#### What is being asked:
Produce a verbatim transcription of the records below, beginning at the line containing "Parse this screenshot: output" and ending at the final line; include only those lines.

═════ Data supplied ═════

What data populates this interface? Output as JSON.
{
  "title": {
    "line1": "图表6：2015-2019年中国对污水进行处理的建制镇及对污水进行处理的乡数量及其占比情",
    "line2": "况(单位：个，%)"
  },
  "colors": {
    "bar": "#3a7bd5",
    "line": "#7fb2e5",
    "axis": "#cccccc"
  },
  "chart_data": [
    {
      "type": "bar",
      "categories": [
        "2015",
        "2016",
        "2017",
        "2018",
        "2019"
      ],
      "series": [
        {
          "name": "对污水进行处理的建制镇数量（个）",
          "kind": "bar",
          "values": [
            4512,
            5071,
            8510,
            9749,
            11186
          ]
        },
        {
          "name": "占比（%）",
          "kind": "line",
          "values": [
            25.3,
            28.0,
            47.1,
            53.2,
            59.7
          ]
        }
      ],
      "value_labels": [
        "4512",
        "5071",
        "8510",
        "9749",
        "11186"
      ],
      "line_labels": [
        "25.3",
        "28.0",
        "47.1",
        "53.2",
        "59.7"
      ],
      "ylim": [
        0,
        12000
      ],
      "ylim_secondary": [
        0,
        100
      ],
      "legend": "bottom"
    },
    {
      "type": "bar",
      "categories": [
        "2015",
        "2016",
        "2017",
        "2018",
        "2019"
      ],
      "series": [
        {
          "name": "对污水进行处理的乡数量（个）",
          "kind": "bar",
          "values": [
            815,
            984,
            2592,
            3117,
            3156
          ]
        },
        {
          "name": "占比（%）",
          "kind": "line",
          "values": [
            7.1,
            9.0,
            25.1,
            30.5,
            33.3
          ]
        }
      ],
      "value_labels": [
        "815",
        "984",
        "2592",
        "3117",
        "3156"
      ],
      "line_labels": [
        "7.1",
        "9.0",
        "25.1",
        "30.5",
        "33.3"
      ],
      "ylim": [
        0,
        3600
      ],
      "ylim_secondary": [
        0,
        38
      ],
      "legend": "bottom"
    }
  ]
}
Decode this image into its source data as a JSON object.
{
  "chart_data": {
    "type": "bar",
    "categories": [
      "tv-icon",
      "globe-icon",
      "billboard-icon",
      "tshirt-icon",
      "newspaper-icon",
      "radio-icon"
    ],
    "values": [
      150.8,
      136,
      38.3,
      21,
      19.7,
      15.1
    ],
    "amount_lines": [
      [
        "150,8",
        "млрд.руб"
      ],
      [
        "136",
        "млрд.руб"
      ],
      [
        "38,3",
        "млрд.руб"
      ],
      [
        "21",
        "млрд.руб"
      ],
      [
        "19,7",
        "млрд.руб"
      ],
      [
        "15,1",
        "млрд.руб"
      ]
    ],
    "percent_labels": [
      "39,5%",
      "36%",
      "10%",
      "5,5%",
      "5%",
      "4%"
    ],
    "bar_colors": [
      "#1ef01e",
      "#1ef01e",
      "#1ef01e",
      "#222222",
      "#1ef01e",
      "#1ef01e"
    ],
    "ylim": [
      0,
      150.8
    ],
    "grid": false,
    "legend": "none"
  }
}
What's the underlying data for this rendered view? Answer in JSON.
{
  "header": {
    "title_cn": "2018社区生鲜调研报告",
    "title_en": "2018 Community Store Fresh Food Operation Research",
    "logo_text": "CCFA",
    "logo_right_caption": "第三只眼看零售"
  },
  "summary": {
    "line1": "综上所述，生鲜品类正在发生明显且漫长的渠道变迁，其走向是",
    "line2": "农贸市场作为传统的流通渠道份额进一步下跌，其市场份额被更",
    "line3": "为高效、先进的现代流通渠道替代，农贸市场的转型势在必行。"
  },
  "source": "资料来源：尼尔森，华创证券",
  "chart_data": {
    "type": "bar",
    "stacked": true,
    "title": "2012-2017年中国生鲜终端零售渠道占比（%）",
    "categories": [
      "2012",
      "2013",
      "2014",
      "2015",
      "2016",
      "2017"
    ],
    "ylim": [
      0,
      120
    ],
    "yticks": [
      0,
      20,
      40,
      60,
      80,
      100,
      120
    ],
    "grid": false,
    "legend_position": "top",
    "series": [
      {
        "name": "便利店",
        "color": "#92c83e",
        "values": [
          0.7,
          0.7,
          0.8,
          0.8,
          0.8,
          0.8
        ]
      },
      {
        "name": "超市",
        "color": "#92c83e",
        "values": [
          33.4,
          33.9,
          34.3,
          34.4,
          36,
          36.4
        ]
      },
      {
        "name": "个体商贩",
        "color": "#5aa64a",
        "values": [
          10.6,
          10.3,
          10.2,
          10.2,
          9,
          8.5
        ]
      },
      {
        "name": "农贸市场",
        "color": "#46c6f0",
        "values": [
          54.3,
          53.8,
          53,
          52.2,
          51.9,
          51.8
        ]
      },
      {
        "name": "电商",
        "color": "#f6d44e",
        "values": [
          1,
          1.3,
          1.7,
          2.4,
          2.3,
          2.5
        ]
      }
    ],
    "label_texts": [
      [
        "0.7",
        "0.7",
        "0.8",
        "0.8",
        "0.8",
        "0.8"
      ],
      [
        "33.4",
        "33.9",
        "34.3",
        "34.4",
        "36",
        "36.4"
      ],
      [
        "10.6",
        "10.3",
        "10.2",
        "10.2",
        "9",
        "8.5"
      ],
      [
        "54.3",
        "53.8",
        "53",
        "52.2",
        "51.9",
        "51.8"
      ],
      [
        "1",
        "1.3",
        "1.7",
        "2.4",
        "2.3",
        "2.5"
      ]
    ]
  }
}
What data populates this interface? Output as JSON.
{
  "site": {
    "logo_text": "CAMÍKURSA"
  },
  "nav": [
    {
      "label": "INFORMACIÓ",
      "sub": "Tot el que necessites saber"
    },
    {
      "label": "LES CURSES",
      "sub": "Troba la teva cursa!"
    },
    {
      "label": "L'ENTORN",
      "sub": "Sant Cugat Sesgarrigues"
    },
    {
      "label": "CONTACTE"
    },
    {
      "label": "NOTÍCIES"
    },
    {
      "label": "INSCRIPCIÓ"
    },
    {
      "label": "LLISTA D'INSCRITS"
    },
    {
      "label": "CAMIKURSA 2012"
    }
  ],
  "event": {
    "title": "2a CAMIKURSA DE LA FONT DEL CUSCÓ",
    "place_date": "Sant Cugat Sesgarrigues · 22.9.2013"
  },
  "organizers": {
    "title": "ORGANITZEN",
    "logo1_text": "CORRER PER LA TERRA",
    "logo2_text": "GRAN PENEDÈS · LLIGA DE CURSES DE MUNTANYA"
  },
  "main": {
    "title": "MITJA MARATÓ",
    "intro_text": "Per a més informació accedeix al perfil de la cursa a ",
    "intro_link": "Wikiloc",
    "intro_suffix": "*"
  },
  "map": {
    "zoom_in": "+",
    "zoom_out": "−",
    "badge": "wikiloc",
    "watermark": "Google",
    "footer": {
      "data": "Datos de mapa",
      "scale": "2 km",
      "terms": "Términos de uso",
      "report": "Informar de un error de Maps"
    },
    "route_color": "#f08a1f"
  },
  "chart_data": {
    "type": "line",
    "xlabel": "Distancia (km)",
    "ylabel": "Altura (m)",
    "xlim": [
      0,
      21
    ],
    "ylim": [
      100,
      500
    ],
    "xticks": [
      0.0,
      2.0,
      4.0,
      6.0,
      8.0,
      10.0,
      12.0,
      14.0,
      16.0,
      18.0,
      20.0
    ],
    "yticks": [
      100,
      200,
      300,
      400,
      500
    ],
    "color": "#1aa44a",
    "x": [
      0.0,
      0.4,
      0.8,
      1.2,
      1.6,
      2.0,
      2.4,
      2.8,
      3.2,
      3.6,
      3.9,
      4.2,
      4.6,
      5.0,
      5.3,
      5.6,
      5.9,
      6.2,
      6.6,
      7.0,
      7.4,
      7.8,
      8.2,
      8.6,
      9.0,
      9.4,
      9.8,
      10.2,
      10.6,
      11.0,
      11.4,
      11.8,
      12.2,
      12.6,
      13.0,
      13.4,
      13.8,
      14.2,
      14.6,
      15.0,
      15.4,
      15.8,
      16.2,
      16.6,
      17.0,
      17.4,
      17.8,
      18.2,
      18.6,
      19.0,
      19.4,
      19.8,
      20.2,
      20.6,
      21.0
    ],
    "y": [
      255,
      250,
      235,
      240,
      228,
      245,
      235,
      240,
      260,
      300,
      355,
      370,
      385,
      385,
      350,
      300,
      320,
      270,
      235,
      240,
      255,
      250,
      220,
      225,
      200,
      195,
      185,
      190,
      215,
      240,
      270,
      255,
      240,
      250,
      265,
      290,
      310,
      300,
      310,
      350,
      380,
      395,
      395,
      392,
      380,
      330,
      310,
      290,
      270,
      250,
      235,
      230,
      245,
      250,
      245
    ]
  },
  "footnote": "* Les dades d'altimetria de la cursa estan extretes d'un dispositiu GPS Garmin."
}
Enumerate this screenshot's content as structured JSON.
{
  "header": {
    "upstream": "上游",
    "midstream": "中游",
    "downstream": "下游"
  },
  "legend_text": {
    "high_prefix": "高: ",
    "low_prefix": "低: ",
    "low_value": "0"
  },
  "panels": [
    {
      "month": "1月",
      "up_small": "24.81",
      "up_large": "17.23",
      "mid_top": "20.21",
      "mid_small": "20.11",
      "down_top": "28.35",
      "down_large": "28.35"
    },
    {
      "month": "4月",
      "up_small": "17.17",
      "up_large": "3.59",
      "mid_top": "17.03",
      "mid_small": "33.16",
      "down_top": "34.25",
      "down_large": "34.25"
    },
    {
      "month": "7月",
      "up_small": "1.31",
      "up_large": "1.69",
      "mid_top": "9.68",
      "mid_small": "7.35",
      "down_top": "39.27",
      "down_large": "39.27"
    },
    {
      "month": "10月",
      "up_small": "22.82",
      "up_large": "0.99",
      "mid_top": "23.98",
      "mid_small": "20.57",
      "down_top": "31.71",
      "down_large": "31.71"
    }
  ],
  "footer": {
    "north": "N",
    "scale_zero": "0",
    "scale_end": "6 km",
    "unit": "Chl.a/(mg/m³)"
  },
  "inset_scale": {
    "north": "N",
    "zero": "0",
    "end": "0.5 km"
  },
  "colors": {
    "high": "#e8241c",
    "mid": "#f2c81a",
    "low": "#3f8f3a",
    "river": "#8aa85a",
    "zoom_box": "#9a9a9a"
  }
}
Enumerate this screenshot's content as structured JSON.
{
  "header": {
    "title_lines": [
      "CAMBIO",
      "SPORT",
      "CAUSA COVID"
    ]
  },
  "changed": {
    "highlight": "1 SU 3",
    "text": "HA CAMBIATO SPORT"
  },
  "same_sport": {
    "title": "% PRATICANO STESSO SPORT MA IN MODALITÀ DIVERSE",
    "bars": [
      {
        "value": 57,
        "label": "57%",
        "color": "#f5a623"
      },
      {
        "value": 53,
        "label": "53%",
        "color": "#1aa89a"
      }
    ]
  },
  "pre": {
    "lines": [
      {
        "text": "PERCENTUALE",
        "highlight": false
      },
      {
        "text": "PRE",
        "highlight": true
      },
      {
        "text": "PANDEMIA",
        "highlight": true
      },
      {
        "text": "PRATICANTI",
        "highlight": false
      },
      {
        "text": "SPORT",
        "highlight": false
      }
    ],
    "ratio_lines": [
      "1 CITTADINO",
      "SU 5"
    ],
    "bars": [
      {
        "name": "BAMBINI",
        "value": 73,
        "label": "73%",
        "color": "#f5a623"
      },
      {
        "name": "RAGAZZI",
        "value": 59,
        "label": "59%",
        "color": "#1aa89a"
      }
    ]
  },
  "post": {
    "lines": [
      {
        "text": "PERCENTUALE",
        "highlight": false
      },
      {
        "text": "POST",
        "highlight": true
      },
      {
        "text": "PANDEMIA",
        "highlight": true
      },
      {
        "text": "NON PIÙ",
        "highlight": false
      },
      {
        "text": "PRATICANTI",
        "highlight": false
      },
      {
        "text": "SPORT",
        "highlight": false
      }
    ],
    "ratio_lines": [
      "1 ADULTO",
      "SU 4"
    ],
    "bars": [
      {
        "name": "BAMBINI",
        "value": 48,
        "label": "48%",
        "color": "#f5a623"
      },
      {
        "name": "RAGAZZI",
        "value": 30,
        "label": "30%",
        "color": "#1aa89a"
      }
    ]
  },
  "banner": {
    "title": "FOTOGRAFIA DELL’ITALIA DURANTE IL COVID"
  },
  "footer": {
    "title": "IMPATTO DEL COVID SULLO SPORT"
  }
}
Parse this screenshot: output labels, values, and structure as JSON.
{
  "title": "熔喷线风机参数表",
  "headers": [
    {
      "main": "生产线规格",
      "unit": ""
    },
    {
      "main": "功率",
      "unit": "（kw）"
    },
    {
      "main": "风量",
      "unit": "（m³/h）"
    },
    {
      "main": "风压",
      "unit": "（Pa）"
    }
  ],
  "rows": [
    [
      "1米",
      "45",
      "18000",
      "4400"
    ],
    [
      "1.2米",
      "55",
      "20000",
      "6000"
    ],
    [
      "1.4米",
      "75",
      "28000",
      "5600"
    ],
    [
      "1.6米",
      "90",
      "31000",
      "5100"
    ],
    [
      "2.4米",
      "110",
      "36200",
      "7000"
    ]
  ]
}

═════

#### Completed task:
Parse this screenshot: output labels, values, and structure as JSON.
{
  "title": "熔喷线风机参数表",
  "headers": [
    {
      "main": "生产线规格",
      "unit": ""
    },
    {
      "main": "功率",
      "unit": "（kw）"
    },
    {
      "main": "风量",
      "unit": "（m³/h）"
    },
    {
      "main": "风压",
      "unit": "（Pa）"
    }
  ],
  "rows": [
    [
      "1米",
      "45",
      "18000",
      "4400"
    ],
    [
      "1.2米",
      "55",
      "20000",
      "6000"
    ],
    [
      "1.4米",
      "75",
      "28000",
      "5600"
    ],
    [
      "1.6米",
      "90",
      "31000",
      "5100"
    ],
    [
      "2.4米",
      "110",
      "36200",
      "7000"
    ]
  ]
}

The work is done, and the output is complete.